Look through the lines below and extract each one that contains "this".
-------
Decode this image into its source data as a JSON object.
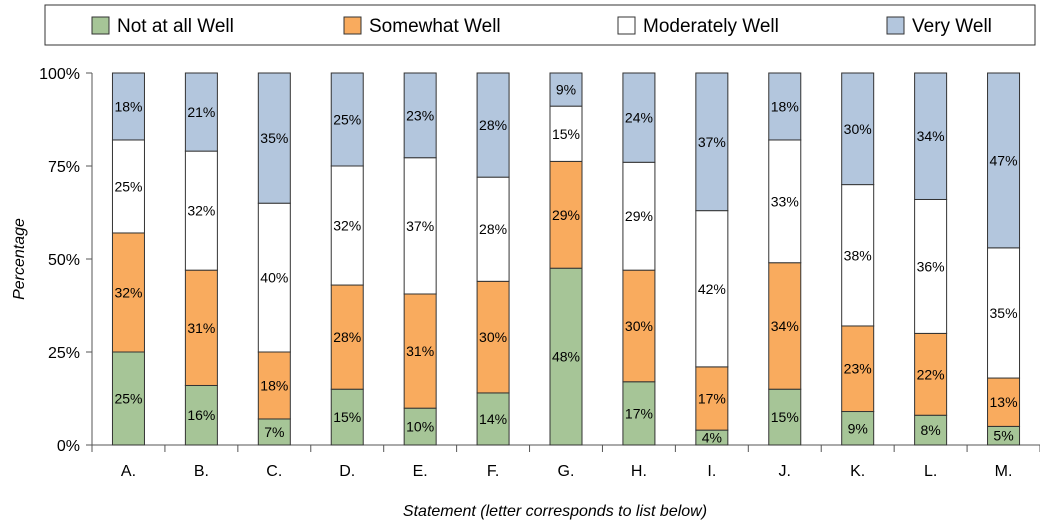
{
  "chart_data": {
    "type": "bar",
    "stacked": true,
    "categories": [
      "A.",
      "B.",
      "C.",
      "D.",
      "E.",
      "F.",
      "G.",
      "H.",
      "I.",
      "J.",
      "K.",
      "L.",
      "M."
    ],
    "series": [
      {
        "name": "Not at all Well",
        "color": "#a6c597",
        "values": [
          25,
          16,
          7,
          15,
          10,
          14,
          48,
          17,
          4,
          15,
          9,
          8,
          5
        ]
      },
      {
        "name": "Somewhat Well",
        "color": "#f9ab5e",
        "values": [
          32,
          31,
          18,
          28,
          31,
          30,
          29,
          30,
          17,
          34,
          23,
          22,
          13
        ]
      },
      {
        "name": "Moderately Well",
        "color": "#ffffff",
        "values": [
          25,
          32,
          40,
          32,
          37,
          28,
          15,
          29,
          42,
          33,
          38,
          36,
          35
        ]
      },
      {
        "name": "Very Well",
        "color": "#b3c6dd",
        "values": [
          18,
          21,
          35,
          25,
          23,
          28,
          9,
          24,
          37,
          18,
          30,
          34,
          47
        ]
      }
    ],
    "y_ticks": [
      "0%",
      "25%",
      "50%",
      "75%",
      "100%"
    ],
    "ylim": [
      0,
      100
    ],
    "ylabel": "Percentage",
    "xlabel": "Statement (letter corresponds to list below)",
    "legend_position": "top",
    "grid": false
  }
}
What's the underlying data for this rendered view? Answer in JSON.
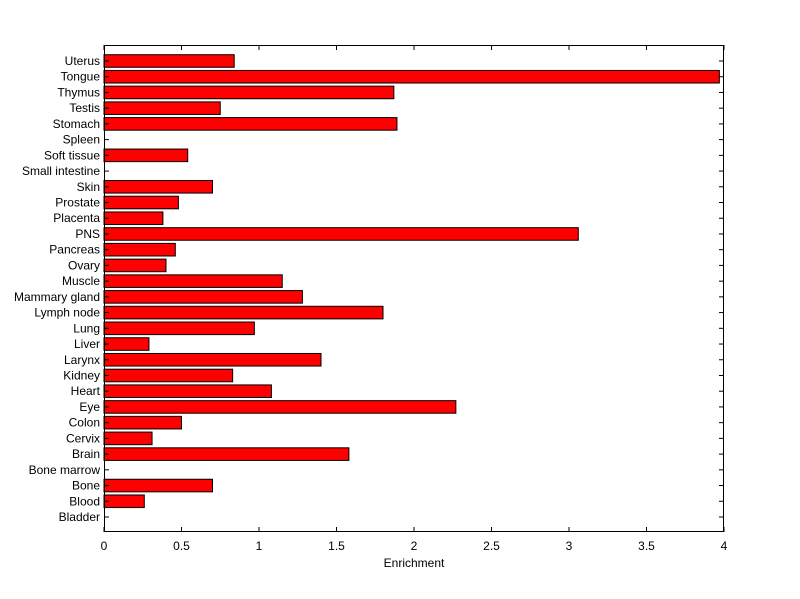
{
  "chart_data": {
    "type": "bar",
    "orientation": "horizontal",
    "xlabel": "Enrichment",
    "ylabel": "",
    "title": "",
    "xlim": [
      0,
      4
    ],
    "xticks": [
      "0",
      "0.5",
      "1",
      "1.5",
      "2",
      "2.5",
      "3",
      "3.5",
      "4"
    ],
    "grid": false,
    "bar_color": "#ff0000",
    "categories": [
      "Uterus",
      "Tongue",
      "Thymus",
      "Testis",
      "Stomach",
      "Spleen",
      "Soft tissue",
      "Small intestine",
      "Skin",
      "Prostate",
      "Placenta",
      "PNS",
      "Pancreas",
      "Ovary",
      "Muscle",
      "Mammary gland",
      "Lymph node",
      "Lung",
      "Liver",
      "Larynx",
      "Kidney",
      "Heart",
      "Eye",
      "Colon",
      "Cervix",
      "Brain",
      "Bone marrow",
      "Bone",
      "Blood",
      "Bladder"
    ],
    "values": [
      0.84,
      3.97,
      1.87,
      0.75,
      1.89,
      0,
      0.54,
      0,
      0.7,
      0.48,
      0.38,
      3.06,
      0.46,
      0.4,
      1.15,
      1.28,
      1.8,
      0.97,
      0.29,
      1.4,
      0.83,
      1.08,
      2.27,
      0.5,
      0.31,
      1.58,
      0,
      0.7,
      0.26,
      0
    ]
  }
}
-------
Task result:
Decode this image into its source data as a JSON object.
What's the underlying data for this rendered view? Answer in JSON.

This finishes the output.